▶ **ENTRIES**:
——
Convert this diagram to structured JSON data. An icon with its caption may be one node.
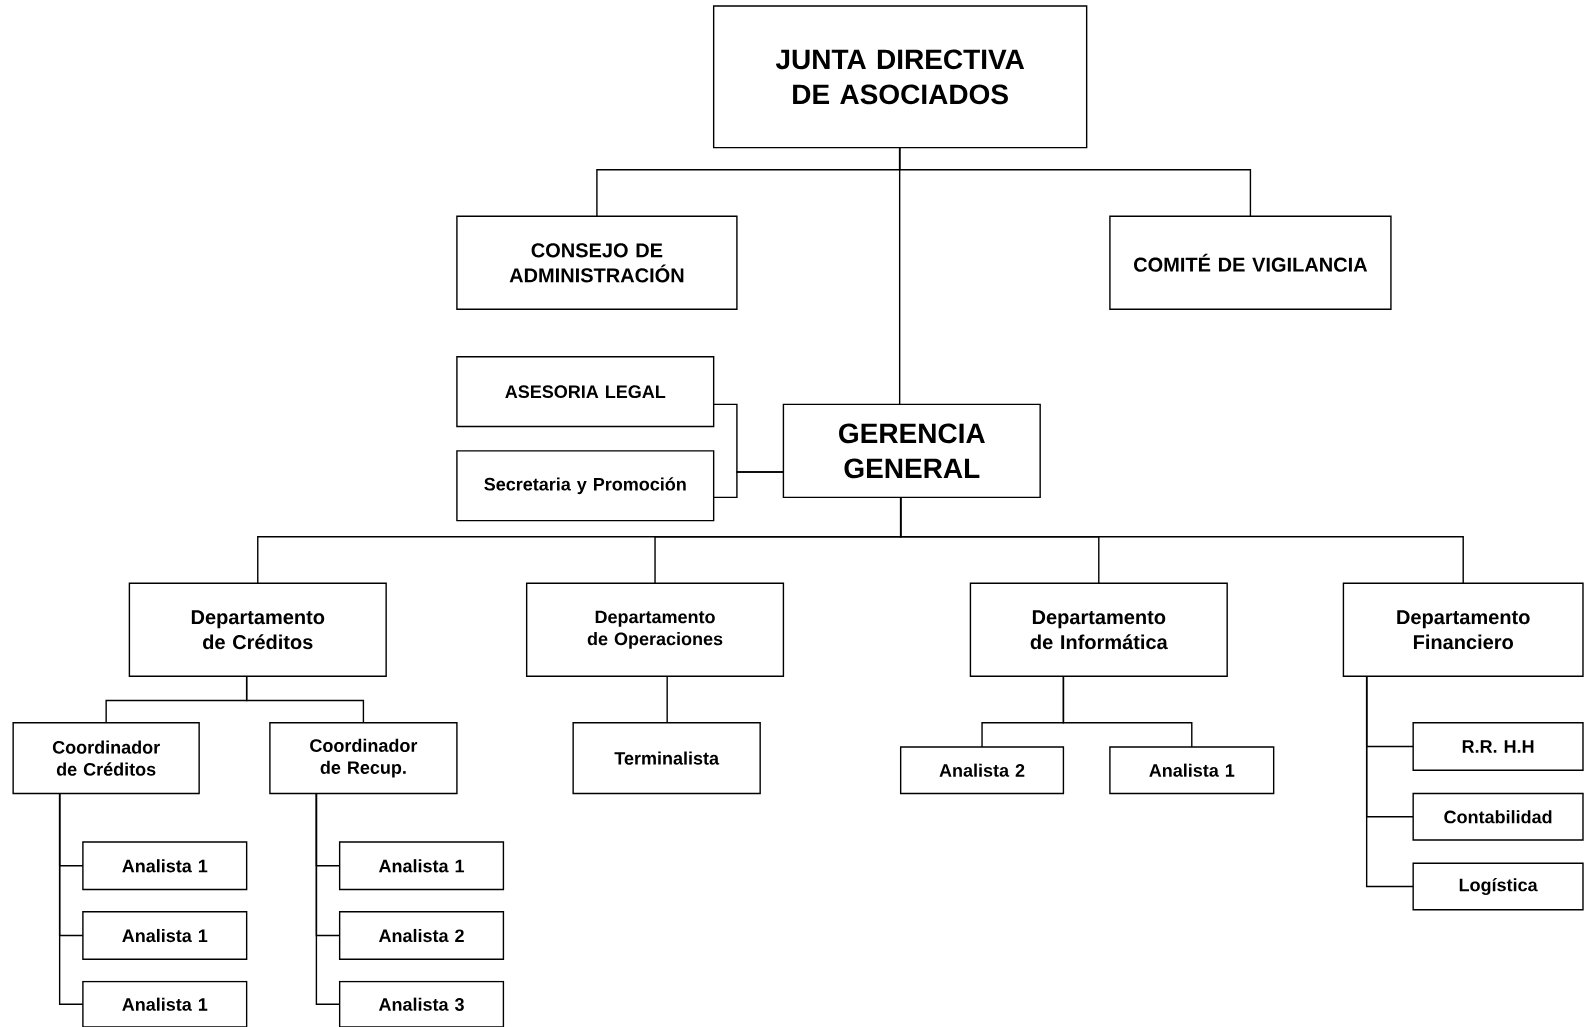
{
  "diagram": {
    "nodes": [
      {
        "text": [
          "JUNTA DIRECTIVA DE ASOCIADOS"
        ]
      },
      {
        "text": [
          "CONSEJO DE ADMINISTRACIÓN"
        ]
      },
      {
        "text": [
          "COMITÉ DE VIGILANCIA"
        ]
      },
      {
        "text": [
          "ASESORIA LEGAL"
        ]
      },
      {
        "text": [
          "Secretaria y Promoción"
        ]
      },
      {
        "text": [
          "GERENCIA GENERAL"
        ]
      },
      {
        "text": [
          "Departamento de Créditos"
        ]
      },
      {
        "text": [
          "Departamento de Operaciones"
        ]
      },
      {
        "text": [
          "Departamento de Informática"
        ]
      },
      {
        "text": [
          "Departamento Financiero"
        ]
      },
      {
        "text": [
          "Coordinador de Créditos"
        ]
      },
      {
        "text": [
          "Coordinador de Recup."
        ]
      },
      {
        "text": [
          "Terminalista"
        ]
      },
      {
        "text": [
          "Analista 2"
        ]
      },
      {
        "text": [
          "Analista 1"
        ]
      },
      {
        "text": [
          "R.R. H.H"
        ]
      },
      {
        "text": [
          "Contabilidad"
        ]
      },
      {
        "text": [
          "Logística"
        ]
      },
      {
        "text": [
          "Analista 1"
        ]
      },
      {
        "text": [
          "Analista 1"
        ]
      },
      {
        "text": [
          "Analista 1"
        ]
      },
      {
        "text": [
          "Analista 1"
        ]
      },
      {
        "text": [
          "Analista 2"
        ]
      },
      {
        "text": [
          "Analista 3"
        ]
      }
    ],
    "edges": [
      {
        "from": 0,
        "to": 1,
        "arrow": "none"
      },
      {
        "from": 0,
        "to": 2,
        "arrow": "none"
      },
      {
        "from": 0,
        "to": 5,
        "arrow": "none"
      },
      {
        "from": 3,
        "to": 5,
        "arrow": "none"
      },
      {
        "from": 4,
        "to": 5,
        "arrow": "none"
      },
      {
        "from": 5,
        "to": 6,
        "arrow": "none"
      },
      {
        "from": 5,
        "to": 7,
        "arrow": "none"
      },
      {
        "from": 5,
        "to": 8,
        "arrow": "none"
      },
      {
        "from": 5,
        "to": 9,
        "arrow": "none"
      },
      {
        "from": 6,
        "to": 10,
        "arrow": "none"
      },
      {
        "from": 6,
        "to": 11,
        "arrow": "none"
      },
      {
        "from": 7,
        "to": 12,
        "arrow": "none"
      },
      {
        "from": 8,
        "to": 13,
        "arrow": "none"
      },
      {
        "from": 8,
        "to": 14,
        "arrow": "none"
      },
      {
        "from": 9,
        "to": 15,
        "arrow": "none"
      },
      {
        "from": 9,
        "to": 16,
        "arrow": "none"
      },
      {
        "from": 9,
        "to": 17,
        "arrow": "none"
      },
      {
        "from": 10,
        "to": 18,
        "arrow": "none"
      },
      {
        "from": 10,
        "to": 19,
        "arrow": "none"
      },
      {
        "from": 10,
        "to": 20,
        "arrow": "none"
      },
      {
        "from": 11,
        "to": 21,
        "arrow": "none"
      },
      {
        "from": 11,
        "to": 22,
        "arrow": "none"
      },
      {
        "from": 11,
        "to": 23,
        "arrow": "none"
      }
    ]
  }
}
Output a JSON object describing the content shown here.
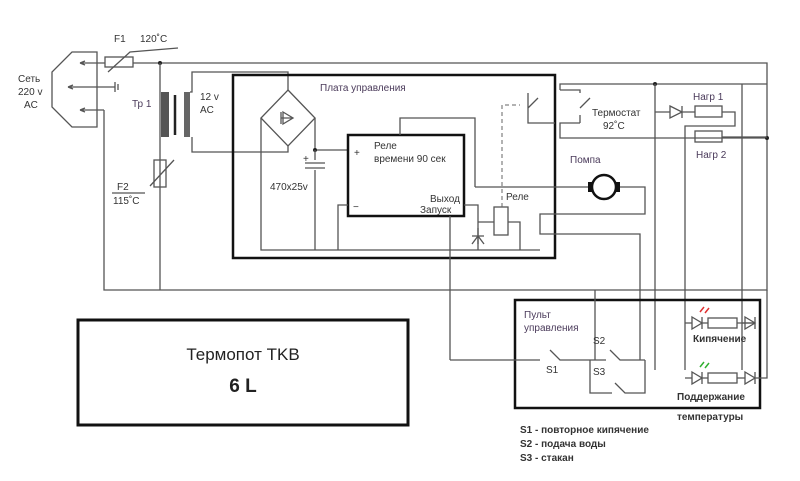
{
  "labels": {
    "mains": [
      "Сеть",
      "220 v",
      "AC"
    ],
    "f1": "F1",
    "f1_temp": "120˚C",
    "f2": "F2",
    "f2_temp": "115˚C",
    "transformer": "Тр 1",
    "secondary": [
      "12 v",
      "AC"
    ],
    "board": "Плата управления",
    "capacitor": "470х25v",
    "timer_relay": [
      "Реле",
      "времени 90 сек"
    ],
    "plus": "+",
    "minus": "−",
    "output": "Выход",
    "start": "Запуск",
    "relay": "Реле",
    "pump": "Помпа",
    "thermostat": [
      "Термостат",
      "92˚C"
    ],
    "heater1": "Нагр 1",
    "heater2": "Нагр 2",
    "panel": [
      "Пульт",
      "управления"
    ],
    "s1": "S1",
    "s2": "S2",
    "s3": "S3",
    "boiling": "Кипячение",
    "keep_warm": [
      "Поддержание",
      "температуры"
    ]
  },
  "legend": [
    "S1 - повторное кипячение",
    "S2 - подача воды",
    "S3 - стакан"
  ],
  "title": {
    "name": "Термопот TKB",
    "volume": "6 L"
  },
  "colors": {
    "led_red": "#e03030",
    "led_green": "#30b030"
  }
}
——
▶ **TO BE DONE**: Transcribe the records above exactly as they appear, leaving out any pictures.

▶ **EXPECTED ANSWER**:
Convert this diagram to structured JSON data. An icon with its caption may be one node.
{
  "diagram": {
    "nodes": [
      {
        "text": [
          "JUNTA DIRECTIVA DE ASOCIADOS"
        ]
      },
      {
        "text": [
          "CONSEJO DE ADMINISTRACIÓN"
        ]
      },
      {
        "text": [
          "COMITÉ DE VIGILANCIA"
        ]
      },
      {
        "text": [
          "ASESORIA LEGAL"
        ]
      },
      {
        "text": [
          "Secretaria y Promoción"
        ]
      },
      {
        "text": [
          "GERENCIA GENERAL"
        ]
      },
      {
        "text": [
          "Departamento de Créditos"
        ]
      },
      {
        "text": [
          "Departamento de Operaciones"
        ]
      },
      {
        "text": [
          "Departamento de Informática"
        ]
      },
      {
        "text": [
          "Departamento Financiero"
        ]
      },
      {
        "text": [
          "Coordinador de Créditos"
        ]
      },
      {
        "text": [
          "Coordinador de Recup."
        ]
      },
      {
        "text": [
          "Terminalista"
        ]
      },
      {
        "text": [
          "Analista 2"
        ]
      },
      {
        "text": [
          "Analista 1"
        ]
      },
      {
        "text": [
          "R.R. H.H"
        ]
      },
      {
        "text": [
          "Contabilidad"
        ]
      },
      {
        "text": [
          "Logística"
        ]
      },
      {
        "text": [
          "Analista 1"
        ]
      },
      {
        "text": [
          "Analista 1"
        ]
      },
      {
        "text": [
          "Analista 1"
        ]
      },
      {
        "text": [
          "Analista 1"
        ]
      },
      {
        "text": [
          "Analista 2"
        ]
      },
      {
        "text": [
          "Analista 3"
        ]
      }
    ],
    "edges": [
      {
        "from": 0,
        "to": 1,
        "arrow": "none"
      },
      {
        "from": 0,
        "to": 2,
        "arrow": "none"
      },
      {
        "from": 0,
        "to": 5,
        "arrow": "none"
      },
      {
        "from": 3,
        "to": 5,
        "arrow": "none"
      },
      {
        "from": 4,
        "to": 5,
        "arrow": "none"
      },
      {
        "from": 5,
        "to": 6,
        "arrow": "none"
      },
      {
        "from": 5,
        "to": 7,
        "arrow": "none"
      },
      {
        "from": 5,
        "to": 8,
        "arrow": "none"
      },
      {
        "from": 5,
        "to": 9,
        "arrow": "none"
      },
      {
        "from": 6,
        "to": 10,
        "arrow": "none"
      },
      {
        "from": 6,
        "to": 11,
        "arrow": "none"
      },
      {
        "from": 7,
        "to": 12,
        "arrow": "none"
      },
      {
        "from": 8,
        "to": 13,
        "arrow": "none"
      },
      {
        "from": 8,
        "to": 14,
        "arrow": "none"
      },
      {
        "from": 9,
        "to": 15,
        "arrow": "none"
      },
      {
        "from": 9,
        "to": 16,
        "arrow": "none"
      },
      {
        "from": 9,
        "to": 17,
        "arrow": "none"
      },
      {
        "from": 10,
        "to": 18,
        "arrow": "none"
      },
      {
        "from": 10,
        "to": 19,
        "arrow": "none"
      },
      {
        "from": 10,
        "to": 20,
        "arrow": "none"
      },
      {
        "from": 11,
        "to": 21,
        "arrow": "none"
      },
      {
        "from": 11,
        "to": 22,
        "arrow": "none"
      },
      {
        "from": 11,
        "to": 23,
        "arrow": "none"
      }
    ]
  }
}
Output a JSON object describing the content shown here.
{
  "labels": {
    "mains": [
      "Сеть",
      "220 v",
      "AC"
    ],
    "f1": "F1",
    "f1_temp": "120˚C",
    "f2": "F2",
    "f2_temp": "115˚C",
    "transformer": "Тр 1",
    "secondary": [
      "12 v",
      "AC"
    ],
    "board": "Плата управления",
    "capacitor": "470х25v",
    "timer_relay": [
      "Реле",
      "времени 90 сек"
    ],
    "plus": "+",
    "minus": "−",
    "output": "Выход",
    "start": "Запуск",
    "relay": "Реле",
    "pump": "Помпа",
    "thermostat": [
      "Термостат",
      "92˚C"
    ],
    "heater1": "Нагр 1",
    "heater2": "Нагр 2",
    "panel": [
      "Пульт",
      "управления"
    ],
    "s1": "S1",
    "s2": "S2",
    "s3": "S3",
    "boiling": "Кипячение",
    "keep_warm": [
      "Поддержание",
      "температуры"
    ]
  },
  "legend": [
    "S1 - повторное кипячение",
    "S2 - подача воды",
    "S3 - стакан"
  ],
  "title": {
    "name": "Термопот TKB",
    "volume": "6 L"
  },
  "colors": {
    "led_red": "#e03030",
    "led_green": "#30b030"
  }
}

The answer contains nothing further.